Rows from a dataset
################

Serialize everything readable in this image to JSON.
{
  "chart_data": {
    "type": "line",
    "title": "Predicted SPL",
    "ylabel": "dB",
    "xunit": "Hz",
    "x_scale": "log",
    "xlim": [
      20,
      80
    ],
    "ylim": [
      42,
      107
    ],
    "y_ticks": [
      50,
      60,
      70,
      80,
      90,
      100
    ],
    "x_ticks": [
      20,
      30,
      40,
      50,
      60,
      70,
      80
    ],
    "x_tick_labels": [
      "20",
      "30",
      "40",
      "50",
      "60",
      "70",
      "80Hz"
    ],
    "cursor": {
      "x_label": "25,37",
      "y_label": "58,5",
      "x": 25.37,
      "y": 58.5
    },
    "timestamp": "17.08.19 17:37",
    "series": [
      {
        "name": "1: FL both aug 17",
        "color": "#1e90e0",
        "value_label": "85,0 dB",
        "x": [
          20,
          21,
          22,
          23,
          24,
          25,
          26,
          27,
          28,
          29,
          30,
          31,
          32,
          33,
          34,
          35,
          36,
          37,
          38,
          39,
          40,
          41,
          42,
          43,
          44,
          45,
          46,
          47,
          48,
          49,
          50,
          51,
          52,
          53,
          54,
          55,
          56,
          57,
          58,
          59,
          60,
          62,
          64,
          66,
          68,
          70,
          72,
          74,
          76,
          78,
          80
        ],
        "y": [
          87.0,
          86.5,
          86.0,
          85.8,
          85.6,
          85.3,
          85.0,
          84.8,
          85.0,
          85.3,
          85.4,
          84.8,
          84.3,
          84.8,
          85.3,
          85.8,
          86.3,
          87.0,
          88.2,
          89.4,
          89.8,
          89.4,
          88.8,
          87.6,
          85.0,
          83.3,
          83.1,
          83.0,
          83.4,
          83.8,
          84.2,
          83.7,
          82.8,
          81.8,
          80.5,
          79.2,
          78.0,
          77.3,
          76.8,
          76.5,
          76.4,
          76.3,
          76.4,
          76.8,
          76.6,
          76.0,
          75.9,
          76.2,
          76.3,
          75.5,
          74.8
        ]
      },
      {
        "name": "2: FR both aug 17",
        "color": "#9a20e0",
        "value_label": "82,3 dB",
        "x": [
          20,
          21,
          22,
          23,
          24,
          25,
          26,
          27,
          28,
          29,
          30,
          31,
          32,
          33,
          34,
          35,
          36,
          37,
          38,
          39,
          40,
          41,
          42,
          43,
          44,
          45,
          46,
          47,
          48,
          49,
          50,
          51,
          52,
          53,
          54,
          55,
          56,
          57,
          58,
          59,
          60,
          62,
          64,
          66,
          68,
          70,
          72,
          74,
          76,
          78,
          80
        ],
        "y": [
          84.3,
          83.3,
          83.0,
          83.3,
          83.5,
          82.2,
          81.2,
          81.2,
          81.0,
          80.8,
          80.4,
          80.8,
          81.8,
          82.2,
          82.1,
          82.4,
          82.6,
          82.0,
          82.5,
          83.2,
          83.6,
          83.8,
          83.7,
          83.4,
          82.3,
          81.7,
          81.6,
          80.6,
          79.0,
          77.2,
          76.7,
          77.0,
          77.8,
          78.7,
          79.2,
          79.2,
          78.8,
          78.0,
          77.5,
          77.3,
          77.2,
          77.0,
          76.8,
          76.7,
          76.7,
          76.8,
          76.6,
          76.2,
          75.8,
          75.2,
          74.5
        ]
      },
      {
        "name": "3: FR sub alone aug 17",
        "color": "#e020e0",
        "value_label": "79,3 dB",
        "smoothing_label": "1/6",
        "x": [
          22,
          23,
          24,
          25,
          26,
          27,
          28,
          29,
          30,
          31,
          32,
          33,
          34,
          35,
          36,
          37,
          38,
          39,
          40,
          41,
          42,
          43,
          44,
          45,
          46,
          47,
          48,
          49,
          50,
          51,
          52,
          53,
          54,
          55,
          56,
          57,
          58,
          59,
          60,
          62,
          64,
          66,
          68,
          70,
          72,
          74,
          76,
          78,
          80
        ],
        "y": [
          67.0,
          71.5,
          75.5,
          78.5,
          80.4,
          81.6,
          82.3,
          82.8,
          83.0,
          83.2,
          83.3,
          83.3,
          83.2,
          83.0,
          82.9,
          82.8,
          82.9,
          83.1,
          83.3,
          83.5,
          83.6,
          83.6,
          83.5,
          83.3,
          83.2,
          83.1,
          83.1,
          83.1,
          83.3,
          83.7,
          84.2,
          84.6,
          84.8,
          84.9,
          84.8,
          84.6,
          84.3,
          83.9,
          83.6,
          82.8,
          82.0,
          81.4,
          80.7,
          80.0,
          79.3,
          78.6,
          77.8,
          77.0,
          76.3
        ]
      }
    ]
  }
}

################

#### GOAL:
In the listing, find every line containing the word "both" and list it.

#### WRITTEN ANSWER:
        "name": "1: FL both aug 17",
        "name": "2: FR both aug 17",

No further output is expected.